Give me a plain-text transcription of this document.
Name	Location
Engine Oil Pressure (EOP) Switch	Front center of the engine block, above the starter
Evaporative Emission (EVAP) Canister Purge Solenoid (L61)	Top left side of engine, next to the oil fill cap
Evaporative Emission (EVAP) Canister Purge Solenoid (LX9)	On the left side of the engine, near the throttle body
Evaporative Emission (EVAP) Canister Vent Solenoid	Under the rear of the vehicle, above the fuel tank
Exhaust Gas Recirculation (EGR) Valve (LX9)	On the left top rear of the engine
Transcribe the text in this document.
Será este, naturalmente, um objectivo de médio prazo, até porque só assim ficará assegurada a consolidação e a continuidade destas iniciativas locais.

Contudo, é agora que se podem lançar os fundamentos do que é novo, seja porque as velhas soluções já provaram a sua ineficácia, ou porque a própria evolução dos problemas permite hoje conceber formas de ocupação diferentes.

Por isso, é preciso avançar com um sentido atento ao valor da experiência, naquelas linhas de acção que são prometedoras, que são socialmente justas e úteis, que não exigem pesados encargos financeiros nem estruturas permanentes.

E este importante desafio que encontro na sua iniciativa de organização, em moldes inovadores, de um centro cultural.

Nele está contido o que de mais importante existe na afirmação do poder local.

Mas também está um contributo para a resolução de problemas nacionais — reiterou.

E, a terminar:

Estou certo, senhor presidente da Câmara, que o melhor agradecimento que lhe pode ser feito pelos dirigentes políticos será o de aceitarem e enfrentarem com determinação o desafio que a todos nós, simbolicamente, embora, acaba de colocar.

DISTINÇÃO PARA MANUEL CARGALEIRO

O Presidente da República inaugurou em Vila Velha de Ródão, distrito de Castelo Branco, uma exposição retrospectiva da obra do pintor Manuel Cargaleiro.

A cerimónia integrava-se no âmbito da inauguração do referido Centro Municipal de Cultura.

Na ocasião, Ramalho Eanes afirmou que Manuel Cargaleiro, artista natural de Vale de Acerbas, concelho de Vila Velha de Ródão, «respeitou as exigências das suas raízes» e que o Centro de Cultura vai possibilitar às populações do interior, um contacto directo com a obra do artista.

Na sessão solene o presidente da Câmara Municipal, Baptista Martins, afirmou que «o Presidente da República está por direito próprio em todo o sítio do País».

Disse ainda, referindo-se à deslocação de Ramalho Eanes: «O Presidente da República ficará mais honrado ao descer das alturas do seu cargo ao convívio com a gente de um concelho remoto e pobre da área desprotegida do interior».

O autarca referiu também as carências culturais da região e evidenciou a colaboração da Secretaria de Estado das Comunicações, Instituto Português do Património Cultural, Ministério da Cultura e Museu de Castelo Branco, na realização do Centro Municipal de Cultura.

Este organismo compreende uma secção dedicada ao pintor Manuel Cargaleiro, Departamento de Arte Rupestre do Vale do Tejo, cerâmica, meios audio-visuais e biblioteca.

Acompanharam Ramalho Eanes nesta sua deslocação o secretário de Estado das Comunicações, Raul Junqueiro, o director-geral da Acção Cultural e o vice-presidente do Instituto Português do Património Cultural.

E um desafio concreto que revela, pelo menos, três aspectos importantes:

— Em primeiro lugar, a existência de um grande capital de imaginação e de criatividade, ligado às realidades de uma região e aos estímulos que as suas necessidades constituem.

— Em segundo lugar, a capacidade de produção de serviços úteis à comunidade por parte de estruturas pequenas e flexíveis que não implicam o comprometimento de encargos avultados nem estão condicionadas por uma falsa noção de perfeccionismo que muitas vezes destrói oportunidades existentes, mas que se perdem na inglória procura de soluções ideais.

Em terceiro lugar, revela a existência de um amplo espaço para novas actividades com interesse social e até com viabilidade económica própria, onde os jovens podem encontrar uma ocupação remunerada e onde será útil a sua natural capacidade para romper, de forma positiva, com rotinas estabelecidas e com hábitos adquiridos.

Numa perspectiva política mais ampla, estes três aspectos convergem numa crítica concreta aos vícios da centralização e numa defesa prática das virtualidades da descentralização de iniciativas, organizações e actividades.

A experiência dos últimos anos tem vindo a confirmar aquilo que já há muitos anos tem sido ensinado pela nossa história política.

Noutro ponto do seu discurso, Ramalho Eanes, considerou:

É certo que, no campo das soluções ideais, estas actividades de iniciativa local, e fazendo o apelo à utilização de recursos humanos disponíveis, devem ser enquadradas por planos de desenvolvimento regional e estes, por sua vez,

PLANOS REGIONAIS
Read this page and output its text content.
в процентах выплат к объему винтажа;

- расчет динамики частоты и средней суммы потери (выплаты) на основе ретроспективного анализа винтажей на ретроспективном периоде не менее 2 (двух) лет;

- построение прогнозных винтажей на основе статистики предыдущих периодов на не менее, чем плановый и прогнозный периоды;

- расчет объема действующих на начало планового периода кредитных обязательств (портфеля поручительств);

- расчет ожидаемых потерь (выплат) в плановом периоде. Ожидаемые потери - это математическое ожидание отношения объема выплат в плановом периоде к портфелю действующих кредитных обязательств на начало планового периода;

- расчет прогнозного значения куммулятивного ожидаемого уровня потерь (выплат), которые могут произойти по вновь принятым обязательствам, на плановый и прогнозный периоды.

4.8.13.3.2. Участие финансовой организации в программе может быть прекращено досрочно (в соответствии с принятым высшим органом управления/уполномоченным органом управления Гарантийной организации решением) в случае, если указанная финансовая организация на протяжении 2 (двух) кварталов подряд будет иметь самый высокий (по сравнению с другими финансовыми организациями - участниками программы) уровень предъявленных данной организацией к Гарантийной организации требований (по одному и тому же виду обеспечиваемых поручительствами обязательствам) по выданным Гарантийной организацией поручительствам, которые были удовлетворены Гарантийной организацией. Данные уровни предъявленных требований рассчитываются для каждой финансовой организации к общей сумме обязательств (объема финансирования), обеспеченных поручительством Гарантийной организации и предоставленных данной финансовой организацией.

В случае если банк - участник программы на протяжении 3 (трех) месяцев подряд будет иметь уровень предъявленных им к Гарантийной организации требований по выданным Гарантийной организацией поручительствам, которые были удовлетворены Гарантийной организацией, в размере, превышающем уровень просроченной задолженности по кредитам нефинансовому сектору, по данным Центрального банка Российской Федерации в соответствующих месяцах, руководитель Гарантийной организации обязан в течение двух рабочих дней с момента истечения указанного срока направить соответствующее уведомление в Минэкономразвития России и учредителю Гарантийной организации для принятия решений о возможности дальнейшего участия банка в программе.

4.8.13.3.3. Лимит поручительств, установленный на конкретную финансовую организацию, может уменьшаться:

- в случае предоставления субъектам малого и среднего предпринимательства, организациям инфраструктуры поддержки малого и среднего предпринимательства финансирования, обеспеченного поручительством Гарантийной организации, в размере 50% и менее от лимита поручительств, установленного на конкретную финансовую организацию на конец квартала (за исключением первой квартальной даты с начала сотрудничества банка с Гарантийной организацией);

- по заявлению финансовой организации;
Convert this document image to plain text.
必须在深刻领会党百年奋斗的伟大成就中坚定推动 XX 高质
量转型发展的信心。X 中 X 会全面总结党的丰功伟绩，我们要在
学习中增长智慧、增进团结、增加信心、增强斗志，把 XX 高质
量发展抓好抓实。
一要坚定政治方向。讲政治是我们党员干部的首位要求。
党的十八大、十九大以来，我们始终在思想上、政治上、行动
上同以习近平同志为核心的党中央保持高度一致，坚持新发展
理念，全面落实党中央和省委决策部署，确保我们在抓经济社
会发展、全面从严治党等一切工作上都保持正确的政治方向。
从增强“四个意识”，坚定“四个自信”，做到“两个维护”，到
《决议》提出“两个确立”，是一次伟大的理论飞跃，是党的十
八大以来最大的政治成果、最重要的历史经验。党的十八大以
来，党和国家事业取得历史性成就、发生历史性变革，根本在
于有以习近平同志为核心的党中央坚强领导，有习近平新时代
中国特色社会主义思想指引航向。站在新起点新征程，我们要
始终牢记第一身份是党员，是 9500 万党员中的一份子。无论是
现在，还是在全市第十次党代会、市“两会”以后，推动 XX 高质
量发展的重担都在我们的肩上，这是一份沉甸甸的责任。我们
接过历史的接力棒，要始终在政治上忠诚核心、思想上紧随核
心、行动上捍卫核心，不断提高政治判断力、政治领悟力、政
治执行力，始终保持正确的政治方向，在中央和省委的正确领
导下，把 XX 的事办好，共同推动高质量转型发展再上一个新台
########
> [To do]:
Set down nothing but the lines from the one with "Convert this document image to plain text." through the end of the records, keeping each line exactly as written and including both ends.

> [Result below]:
Convert this document image to plain text.
必须在深刻领会党百年奋斗的伟大成就中坚定推动 XX 高质
量转型发展的信心。X 中 X 会全面总结党的丰功伟绩，我们要在
学习中增长智慧、增进团结、增加信心、增强斗志，把 XX 高质
量发展抓好抓实。
一要坚定政治方向。讲政治是我们党员干部的首位要求。
党的十八大、十九大以来，我们始终在思想上、政治上、行动
上同以习近平同志为核心的党中央保持高度一致，坚持新发展
理念，全面落实党中央和省委决策部署，确保我们在抓经济社
会发展、全面从严治党等一切工作上都保持正确的政治方向。
从增强“四个意识”，坚定“四个自信”，做到“两个维护”，到
《决议》提出“两个确立”，是一次伟大的理论飞跃，是党的十
八大以来最大的政治成果、最重要的历史经验。党的十八大以
来，党和国家事业取得历史性成就、发生历史性变革，根本在
于有以习近平同志为核心的党中央坚强领导，有习近平新时代
中国特色社会主义思想指引航向。站在新起点新征程，我们要
始终牢记第一身份是党员，是 9500 万党员中的一份子。无论是
现在，还是在全市第十次党代会、市“两会”以后，推动 XX 高质
量发展的重担都在我们的肩上，这是一份沉甸甸的责任。我们
接过历史的接力棒，要始终在政治上忠诚核心、思想上紧随核
心、行动上捍卫核心，不断提高政治判断力、政治领悟力、政
治执行力，始终保持正确的政治方向，在中央和省委的正确领
导下，把 XX 的事办好，共同推动高质量转型发展再上一个新台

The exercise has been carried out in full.